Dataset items
◆ ◆ ◆ ◆ ◆ ◆ ◆

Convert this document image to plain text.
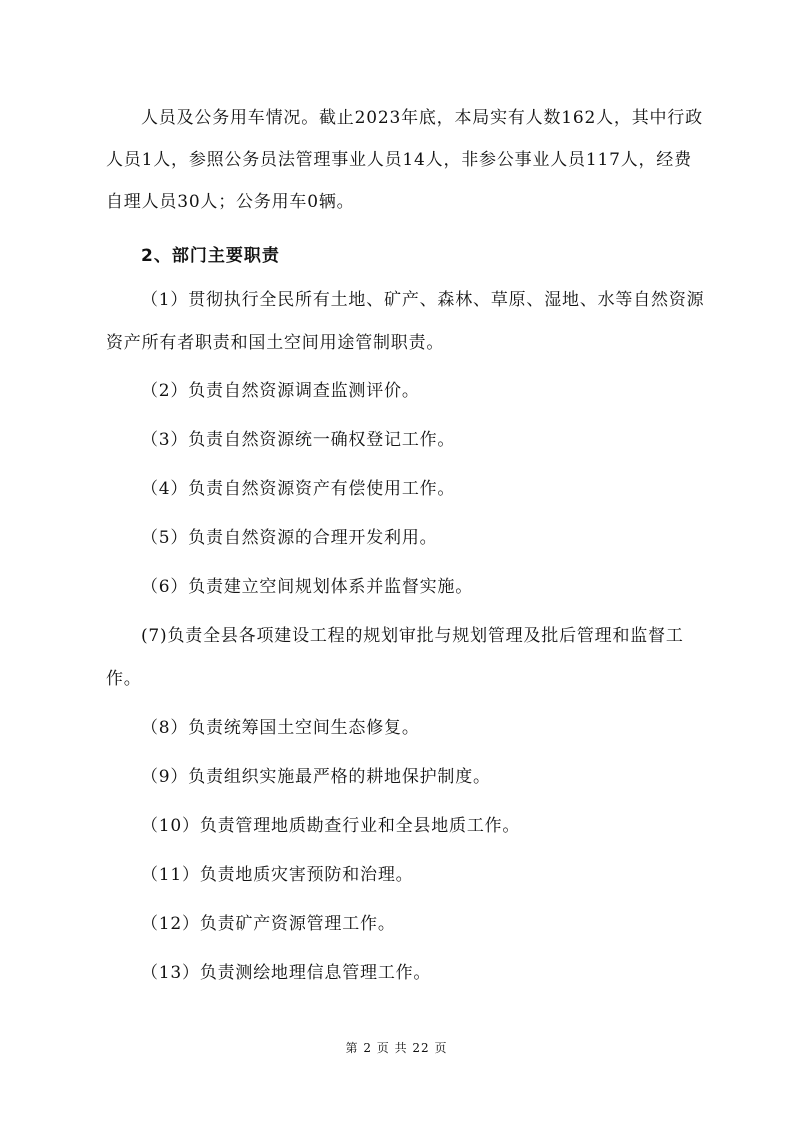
人员及公务用车情况。截止2023年底，本局实有人数162人，其中行政
人员1人，参照公务员法管理事业人员14人，非参公事业人员117人，经费
自理人员30人；公务用车0辆。
2、部门主要职责
（1）贯彻执行全民所有土地、矿产、森林、草原、湿地、水等自然资源
资产所有者职责和国土空间用途管制职责。
（2）负责自然资源调查监测评价。
（3）负责自然资源统一确权登记工作。
（4）负责自然资源资产有偿使用工作。
（5）负责自然资源的合理开发利用。
（6）负责建立空间规划体系并监督实施。
(7)负责全县各项建设工程的规划审批与规划管理及批后管理和监督工
作。
（8）负责统筹国土空间生态修复。
（9）负责组织实施最严格的耕地保护制度。
（10）负责管理地质勘查行业和全县地质工作。
（11）负责地质灾害预防和治理。
（12）负责矿产资源管理工作。
（13）负责测绘地理信息管理工作。
第 2 页 共 22 页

◆ ◆ ◆ ◆ ◆ ◆ ◆

Retype the listing exactly. Pictures do not belong in the copy.

→ Output of the exercise:
Convert this document image to plain text.
人员及公务用车情况。截止2023年底，本局实有人数162人，其中行政
人员1人，参照公务员法管理事业人员14人，非参公事业人员117人，经费
自理人员30人；公务用车0辆。
2、部门主要职责
（1）贯彻执行全民所有土地、矿产、森林、草原、湿地、水等自然资源
资产所有者职责和国土空间用途管制职责。
（2）负责自然资源调查监测评价。
（3）负责自然资源统一确权登记工作。
（4）负责自然资源资产有偿使用工作。
（5）负责自然资源的合理开发利用。
（6）负责建立空间规划体系并监督实施。
(7)负责全县各项建设工程的规划审批与规划管理及批后管理和监督工
作。
（8）负责统筹国土空间生态修复。
（9）负责组织实施最严格的耕地保护制度。
（10）负责管理地质勘查行业和全县地质工作。
（11）负责地质灾害预防和治理。
（12）负责矿产资源管理工作。
（13）负责测绘地理信息管理工作。
第 2 页 共 22 页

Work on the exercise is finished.